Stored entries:
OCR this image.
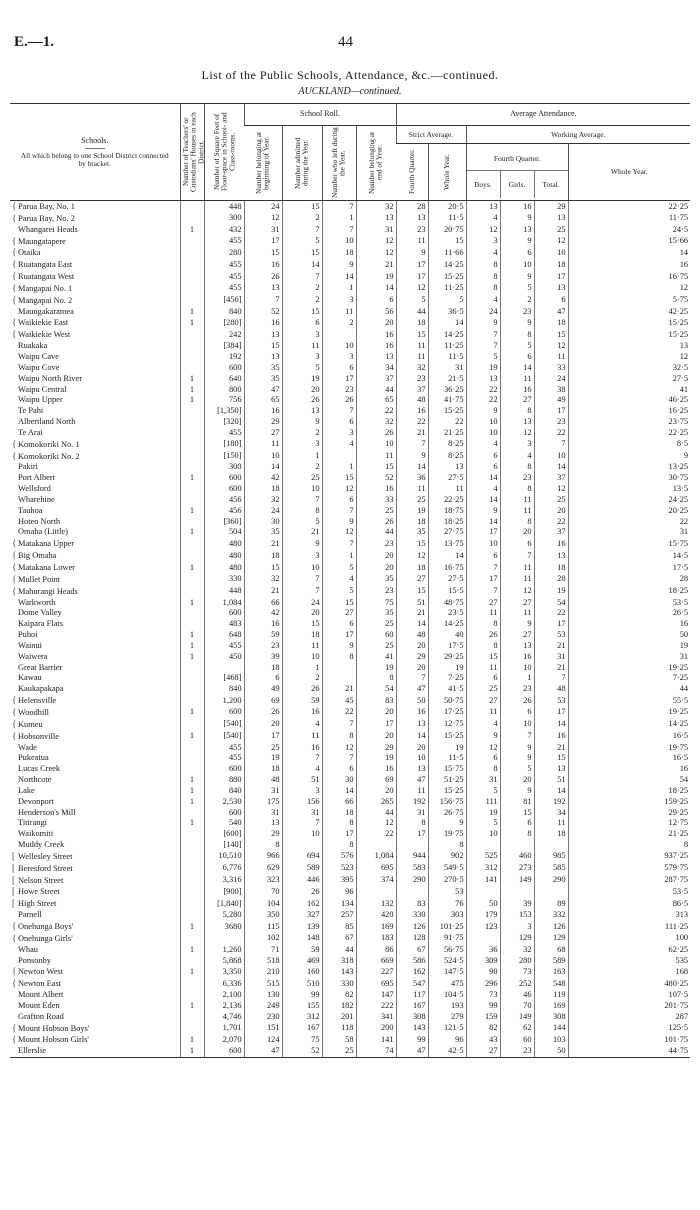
E.—1.	44
List of the Public Schools, Attendance, &c.—continued.
AUCKLAND—continued.
Schools.
All which belong to one School District connected by bracket.	Number of Teachers' or Custodians' Houses in each District.	Number of Square Feet of Floor-space in School- and Class-rooms.	School Roll.				Average Attendance.					

			Number belonging at beginning of Year.	Number admitted during the Year.	Number who left during the Year.	Number belonging at end of Year.	Strict Average.		Working Average.			

							Fourth Quarter.	Whole Year.	Fourth Quarter.
Boys. Girls. Total.			Whole Year.
{ Parua Bay, No. 1		448	24	15	7	32	28	20·5	13	16	29	22·25
{ Parua Bay, No. 2		300	12	2	1	13	13	11·5	4	9	13	11·75
Whangarei Heads	1	432	31	7	7	31	23	20·75	12	13	25	24·5
{ Maungatapere		455	17	5	10	12	11	15	3	9	12	15·66
{ Otaika		280	15	15	18	12	9	11·66	4	6	10	14
{ Ruatangata East		455	16	14	9	21	17	14·25	8	10	18	16
{ Ruatangata West		455	26	7	14	19	17	15·25	8	9	17	16·75
{ Mangapai No. 1		455	13	2	1	14	12	11·25	8	5	13	12
{ Mangapai No. 2		[456]	7	2	3	6	5	5	4	2	6	5·75
Maungakaramea	1	840	52	15	11	56	44	36·5	24	23	47	42·25
{ Waikiekie East	1	[280]	16	6	2	20	18	14	9	9	18	15·25
{ Waikiekie West		242	13	3		16	15	14·25	7	8	15	15·25
Ruakaka		[384]	15	11	10	16	11	11·25	7	5	12	13
Waipu Cave		192	13	3	3	13	11	11·5	5	6	11	12
Waipu Cove		600	35	5	6	34	32	31	19	14	33	32·5
Waipu North River	1	640	35	19	17	37	23	21·5	13	11	24	27·5
Waipu Central	1	800	47	20	23	44	37	36·25	22	16	38	41
Waipu Upper	1	756	65	26	26	65	48	41·75	22	27	49	46·25
Te Pahi		[1,350]	16	13	7	22	16	15·25	9	8	17	16·25
Albertland North		[320]	29	9	6	32	22	22	10	13	23	23·75
Te Arai		455	27	2	3	26	21	21·25	10	12	22	22·25
{ Komokoriki No. 1		[180]	11	3	4	10	7	8·25	4	3	7	8·5
{ Komokoriki No. 2		[150]	10	1		11	9	8·25	6	4	10	9
Pakiri		300	14	2	1	15	14	13	6	8	14	13·25
Port Albert	1	600	42	25	15	52	36	27·5	14	23	37	30·75
Wellsford		600	18	10	12	16	11	11	4	8	12	13·5
Wharehine		456	32	7	6	33	25	22·25	14	11	25	24·25
Tauhoa	1	456	24	8	7	25	19	18·75	9	11	20	20·25
Hoteo North		[360]	30	5	9	26	18	18·25	14	8	22	22
Omaha (Little)	1	504	35	21	12	44	35	27·75	17	20	37	31
{ Matakana Upper		480	21	9	7	23	15	13·75	10	6	16	15·75
{ Big Omaha		480	18	3	1	20	12	14	6	7	13	14·5
{ Matakana Lower	1	480	15	10	5	20	18	16·75	7	11	18	17·5
{ Mullet Point		330	32	7	4	35	27	27·5	17	11	28	28
{ Mahurangi Heads		448	21	7	5	23	15	15·5	7	12	19	18·25
Warkworth	1	1,084	66	24	15	75	51	48·75	27	27	54	53·5
Dome Valley		600	42	20	27	35	21	23·5	11	11	22	26·5
Kaipara Flats		483	16	15	6	25	14	14·25	8	9	17	16
Puhoi	1	648	59	18	17	60	48	40	26	27	53	50
Wainui	1	455	23	11	9	25	20	17·5	8	13	21	19
Waiwera	1	450	39	10	8	41	29	29·25	15	16	31	31
Great Barrier			18	1		19	20	19	11	10	21	19·25
Kawau		[468]	6	2		8	7	7·25	6	1	7	7·25
Kaukapakapa		840	49	26	21	54	47	41·5	25	23	48	44
{ Helensville		1,200	69	59	45	83	50	50·75	27	26	53	55·5
{ Woodhill	1	600	26	16	22	20	16	17·25	11	6	17	19·25
{ Kumeu		[540]	20	4	7	17	13	12·75	4	10	14	14·25
{ Hobsonville	1	[540]	17	11	8	20	14	15·25	9	7	16	16·5
Wade		455	25	16	12	29	20	19	12	9	21	19·75
Pukeatua		455	19	7	7	19	10	11·5	6	9	15	16·5
Lucas Creek		600	18	4	6	16	13	15·75	8	5	13	16
Northcote	1	880	48	51	30	69	47	51·25	31	20	51	54
Lake	1	840	31	3	14	20	11	15·25	5	9	14	18·25
Devonport	1	2,530	175	156	66	265	192	156·75	111	81	192	159·25
Henderson's Mill		600	31	31	18	44	31	26·75	19	15	34	29·25
Titirangi	1	540	13	7	8	12	8	9	5	6	11	12·75
Waikomiti		[600]	29	10	17	22	17	19·75	10	8	18	21·25
Muddy Creek		[140]	8		8			8				8
[ Wellesley Street		10,510	966	694	576	1,084	944	902	525	460	985	937·25
[ Beresford Street		6,776	629	589	523	695	583	549·5	312	273	585	579·75
[ Nelson Street		3,316	323	446	395	374	290	270·5	141	149	290	287·75
[ Howe Street		[900]	70	26	96			53				53·5
[ High Street		[1,840]	104	162	134	132	83	76	50	39	89	86·5
Parnell		5,280	350	327	257	420	330	303	179	153	332	313
{ Onehunga Boys'	1	3680	115	139	85	169	126	101·25	123	3	126	111·25
{ Onehunga Girls'			102	148	67	183	128	91·75		129	129	100
Whau	1	1,260	71	59	44	86	67	56·75	36	32	68	62·25
Ponsonby		5,868	518	469	318	669	586	524·5	309	280	589	535
{ Newton West	1	3,350	210	160	143	227	162	147·5	90	73	163	168
{ Newton East		6,336	515	510	330	695	547	475	296	252	548	480·25
Mount Albert		2,100	130	99	82	147	117	104·5	73	46	119	107·5
Mount Eden	1	2,136	249	155	182	222	167	193	99	70	169	201·75
Grafton Road		4,746	230	312	201	341	308	279	159	149	308	287
{ Mount Hobson Boys'		1,701	151	167	118	200	143	121·5	82	62	144	125·5
{ Mount Hobson Girls'	1	2,070	124	75	58	141	99	96	43	60	103	101·75
Ellerslie	1	600	47	52	25	74	47	42·5	27	23	50	44·75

**TASK GOAL**
Make a verbatim copy of all the entries and strip out the pictures.

**WORKED ANSWER**
OCR this image.
E.—1.	44
List of the Public Schools, Attendance, &c.—continued.
AUCKLAND—continued.
Schools.
All which belong to one School District connected by bracket.	Number of Teachers' or Custodians' Houses in each District.	Number of Square Feet of Floor-space in School- and Class-rooms.	School Roll.				Average Attendance.					

			Number belonging at beginning of Year.	Number admitted during the Year.	Number who left during the Year.	Number belonging at end of Year.	Strict Average.		Working Average.			

							Fourth Quarter.	Whole Year.	Fourth Quarter.
Boys. Girls. Total.			Whole Year.
{ Parua Bay, No. 1		448	24	15	7	32	28	20·5	13	16	29	22·25
{ Parua Bay, No. 2		300	12	2	1	13	13	11·5	4	9	13	11·75
Whangarei Heads	1	432	31	7	7	31	23	20·75	12	13	25	24·5
{ Maungatapere		455	17	5	10	12	11	15	3	9	12	15·66
{ Otaika		280	15	15	18	12	9	11·66	4	6	10	14
{ Ruatangata East		455	16	14	9	21	17	14·25	8	10	18	16
{ Ruatangata West		455	26	7	14	19	17	15·25	8	9	17	16·75
{ Mangapai No. 1		455	13	2	1	14	12	11·25	8	5	13	12
{ Mangapai No. 2		[456]	7	2	3	6	5	5	4	2	6	5·75
Maungakaramea	1	840	52	15	11	56	44	36·5	24	23	47	42·25
{ Waikiekie East	1	[280]	16	6	2	20	18	14	9	9	18	15·25
{ Waikiekie West		242	13	3		16	15	14·25	7	8	15	15·25
Ruakaka		[384]	15	11	10	16	11	11·25	7	5	12	13
Waipu Cave		192	13	3	3	13	11	11·5	5	6	11	12
Waipu Cove		600	35	5	6	34	32	31	19	14	33	32·5
Waipu North River	1	640	35	19	17	37	23	21·5	13	11	24	27·5
Waipu Central	1	800	47	20	23	44	37	36·25	22	16	38	41
Waipu Upper	1	756	65	26	26	65	48	41·75	22	27	49	46·25
Te Pahi		[1,350]	16	13	7	22	16	15·25	9	8	17	16·25
Albertland North		[320]	29	9	6	32	22	22	10	13	23	23·75
Te Arai		455	27	2	3	26	21	21·25	10	12	22	22·25
{ Komokoriki No. 1		[180]	11	3	4	10	7	8·25	4	3	7	8·5
{ Komokoriki No. 2		[150]	10	1		11	9	8·25	6	4	10	9
Pakiri		300	14	2	1	15	14	13	6	8	14	13·25
Port Albert	1	600	42	25	15	52	36	27·5	14	23	37	30·75
Wellsford		600	18	10	12	16	11	11	4	8	12	13·5
Wharehine		456	32	7	6	33	25	22·25	14	11	25	24·25
Tauhoa	1	456	24	8	7	25	19	18·75	9	11	20	20·25
Hoteo North		[360]	30	5	9	26	18	18·25	14	8	22	22
Omaha (Little)	1	504	35	21	12	44	35	27·75	17	20	37	31
{ Matakana Upper		480	21	9	7	23	15	13·75	10	6	16	15·75
{ Big Omaha		480	18	3	1	20	12	14	6	7	13	14·5
{ Matakana Lower	1	480	15	10	5	20	18	16·75	7	11	18	17·5
{ Mullet Point		330	32	7	4	35	27	27·5	17	11	28	28
{ Mahurangi Heads		448	21	7	5	23	15	15·5	7	12	19	18·25
Warkworth	1	1,084	66	24	15	75	51	48·75	27	27	54	53·5
Dome Valley		600	42	20	27	35	21	23·5	11	11	22	26·5
Kaipara Flats		483	16	15	6	25	14	14·25	8	9	17	16
Puhoi	1	648	59	18	17	60	48	40	26	27	53	50
Wainui	1	455	23	11	9	25	20	17·5	8	13	21	19
Waiwera	1	450	39	10	8	41	29	29·25	15	16	31	31
Great Barrier			18	1		19	20	19	11	10	21	19·25
Kawau		[468]	6	2		8	7	7·25	6	1	7	7·25
Kaukapakapa		840	49	26	21	54	47	41·5	25	23	48	44
{ Helensville		1,200	69	59	45	83	50	50·75	27	26	53	55·5
{ Woodhill	1	600	26	16	22	20	16	17·25	11	6	17	19·25
{ Kumeu		[540]	20	4	7	17	13	12·75	4	10	14	14·25
{ Hobsonville	1	[540]	17	11	8	20	14	15·25	9	7	16	16·5
Wade		455	25	16	12	29	20	19	12	9	21	19·75
Pukeatua		455	19	7	7	19	10	11·5	6	9	15	16·5
Lucas Creek		600	18	4	6	16	13	15·75	8	5	13	16
Northcote	1	880	48	51	30	69	47	51·25	31	20	51	54
Lake	1	840	31	3	14	20	11	15·25	5	9	14	18·25
Devonport	1	2,530	175	156	66	265	192	156·75	111	81	192	159·25
Henderson's Mill		600	31	31	18	44	31	26·75	19	15	34	29·25
Titirangi	1	540	13	7	8	12	8	9	5	6	11	12·75
Waikomiti		[600]	29	10	17	22	17	19·75	10	8	18	21·25
Muddy Creek		[140]	8		8			8				8
[ Wellesley Street		10,510	966	694	576	1,084	944	902	525	460	985	937·25
[ Beresford Street		6,776	629	589	523	695	583	549·5	312	273	585	579·75
[ Nelson Street		3,316	323	446	395	374	290	270·5	141	149	290	287·75
[ Howe Street		[900]	70	26	96			53				53·5
[ High Street		[1,840]	104	162	134	132	83	76	50	39	89	86·5
Parnell		5,280	350	327	257	420	330	303	179	153	332	313
{ Onehunga Boys'	1	3680	115	139	85	169	126	101·25	123	3	126	111·25
{ Onehunga Girls'			102	148	67	183	128	91·75		129	129	100
Whau	1	1,260	71	59	44	86	67	56·75	36	32	68	62·25
Ponsonby		5,868	518	469	318	669	586	524·5	309	280	589	535
{ Newton West	1	3,350	210	160	143	227	162	147·5	90	73	163	168
{ Newton East		6,336	515	510	330	695	547	475	296	252	548	480·25
Mount Albert		2,100	130	99	82	147	117	104·5	73	46	119	107·5
Mount Eden	1	2,136	249	155	182	222	167	193	99	70	169	201·75
Grafton Road		4,746	230	312	201	341	308	279	159	149	308	287
{ Mount Hobson Boys'		1,701	151	167	118	200	143	121·5	82	62	144	125·5
{ Mount Hobson Girls'	1	2,070	124	75	58	141	99	96	43	60	103	101·75
Ellerslie	1	600	47	52	25	74	47	42·5	27	23	50	44·75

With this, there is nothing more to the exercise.